#### Given data
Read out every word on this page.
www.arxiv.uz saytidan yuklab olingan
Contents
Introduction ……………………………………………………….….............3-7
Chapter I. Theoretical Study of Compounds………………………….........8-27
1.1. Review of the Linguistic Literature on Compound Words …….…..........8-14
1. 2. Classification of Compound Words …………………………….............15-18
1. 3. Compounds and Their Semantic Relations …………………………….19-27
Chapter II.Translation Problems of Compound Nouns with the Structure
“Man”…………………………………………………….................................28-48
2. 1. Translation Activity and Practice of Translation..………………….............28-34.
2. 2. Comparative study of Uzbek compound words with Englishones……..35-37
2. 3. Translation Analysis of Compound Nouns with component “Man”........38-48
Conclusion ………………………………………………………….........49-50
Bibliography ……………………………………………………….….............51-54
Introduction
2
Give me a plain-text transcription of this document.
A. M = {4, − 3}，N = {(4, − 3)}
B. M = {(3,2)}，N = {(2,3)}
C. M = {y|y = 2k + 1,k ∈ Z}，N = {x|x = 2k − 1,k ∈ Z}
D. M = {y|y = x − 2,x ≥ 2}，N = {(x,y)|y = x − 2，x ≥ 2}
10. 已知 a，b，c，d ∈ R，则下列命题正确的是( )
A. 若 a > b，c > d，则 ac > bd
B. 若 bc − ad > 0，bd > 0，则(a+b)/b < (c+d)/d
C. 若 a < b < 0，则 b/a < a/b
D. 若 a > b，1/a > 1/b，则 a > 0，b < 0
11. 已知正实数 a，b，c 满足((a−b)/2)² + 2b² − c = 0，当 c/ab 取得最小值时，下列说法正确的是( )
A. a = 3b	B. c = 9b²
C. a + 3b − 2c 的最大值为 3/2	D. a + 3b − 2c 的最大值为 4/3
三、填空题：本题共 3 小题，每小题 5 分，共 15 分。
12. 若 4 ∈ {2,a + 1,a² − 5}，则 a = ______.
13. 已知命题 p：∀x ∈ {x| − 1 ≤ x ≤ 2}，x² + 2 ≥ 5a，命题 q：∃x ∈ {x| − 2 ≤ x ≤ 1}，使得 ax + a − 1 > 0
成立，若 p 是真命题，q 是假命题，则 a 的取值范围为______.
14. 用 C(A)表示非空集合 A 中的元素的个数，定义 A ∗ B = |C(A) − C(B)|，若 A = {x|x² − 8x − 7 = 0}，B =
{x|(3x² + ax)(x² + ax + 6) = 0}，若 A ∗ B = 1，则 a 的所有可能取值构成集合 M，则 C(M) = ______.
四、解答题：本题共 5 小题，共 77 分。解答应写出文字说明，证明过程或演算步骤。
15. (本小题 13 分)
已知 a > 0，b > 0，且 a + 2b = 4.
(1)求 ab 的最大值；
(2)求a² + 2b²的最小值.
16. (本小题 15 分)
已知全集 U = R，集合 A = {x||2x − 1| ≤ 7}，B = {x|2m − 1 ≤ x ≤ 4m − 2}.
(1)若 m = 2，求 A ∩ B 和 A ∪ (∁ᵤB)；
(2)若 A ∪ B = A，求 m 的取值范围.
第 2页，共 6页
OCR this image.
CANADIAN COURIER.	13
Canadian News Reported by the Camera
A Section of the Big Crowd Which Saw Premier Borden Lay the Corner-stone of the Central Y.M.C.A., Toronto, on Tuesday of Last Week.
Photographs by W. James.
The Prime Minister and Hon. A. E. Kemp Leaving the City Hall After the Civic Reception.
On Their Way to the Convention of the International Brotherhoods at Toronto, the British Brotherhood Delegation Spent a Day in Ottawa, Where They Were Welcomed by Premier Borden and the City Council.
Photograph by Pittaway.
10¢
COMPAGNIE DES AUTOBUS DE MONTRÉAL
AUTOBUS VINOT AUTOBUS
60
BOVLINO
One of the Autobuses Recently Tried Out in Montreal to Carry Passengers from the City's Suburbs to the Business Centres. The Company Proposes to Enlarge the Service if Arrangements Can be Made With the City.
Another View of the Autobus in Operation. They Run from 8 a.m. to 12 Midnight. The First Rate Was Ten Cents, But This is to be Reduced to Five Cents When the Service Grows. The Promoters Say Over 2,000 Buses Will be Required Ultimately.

#### What is being asked
State the number of lines holding the word "Chapter" in the listing. Add nothing else.

#### Task solution
2